Report how many lines include the word "this", and nothing besides that number.

Records excerpted from a collection
....
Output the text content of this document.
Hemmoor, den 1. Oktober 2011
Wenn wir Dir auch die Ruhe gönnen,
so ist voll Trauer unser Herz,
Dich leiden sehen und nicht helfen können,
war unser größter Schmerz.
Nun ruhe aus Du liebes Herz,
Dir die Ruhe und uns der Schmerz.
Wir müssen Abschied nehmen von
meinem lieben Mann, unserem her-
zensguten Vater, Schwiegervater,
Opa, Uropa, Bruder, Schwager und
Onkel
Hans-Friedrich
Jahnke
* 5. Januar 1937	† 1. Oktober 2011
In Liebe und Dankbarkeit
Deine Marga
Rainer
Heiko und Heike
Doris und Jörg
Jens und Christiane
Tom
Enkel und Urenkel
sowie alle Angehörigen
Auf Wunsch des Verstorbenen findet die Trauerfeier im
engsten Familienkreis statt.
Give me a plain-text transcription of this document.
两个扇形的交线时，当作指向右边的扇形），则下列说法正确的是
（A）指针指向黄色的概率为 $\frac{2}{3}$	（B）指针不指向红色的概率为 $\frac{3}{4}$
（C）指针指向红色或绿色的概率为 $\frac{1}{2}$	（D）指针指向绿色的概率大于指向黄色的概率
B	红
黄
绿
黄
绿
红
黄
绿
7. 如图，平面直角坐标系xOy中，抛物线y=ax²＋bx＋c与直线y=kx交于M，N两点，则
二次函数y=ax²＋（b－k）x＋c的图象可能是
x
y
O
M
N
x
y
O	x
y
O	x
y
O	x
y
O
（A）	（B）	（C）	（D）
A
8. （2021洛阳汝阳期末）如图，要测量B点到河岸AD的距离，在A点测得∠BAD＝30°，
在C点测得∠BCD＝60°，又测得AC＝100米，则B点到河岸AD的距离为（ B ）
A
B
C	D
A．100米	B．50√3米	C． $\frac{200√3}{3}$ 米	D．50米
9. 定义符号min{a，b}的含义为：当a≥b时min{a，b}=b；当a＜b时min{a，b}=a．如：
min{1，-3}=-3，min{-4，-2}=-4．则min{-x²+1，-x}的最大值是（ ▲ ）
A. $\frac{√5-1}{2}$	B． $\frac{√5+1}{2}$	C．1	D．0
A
....
• [SOLUTION BELOW]: 2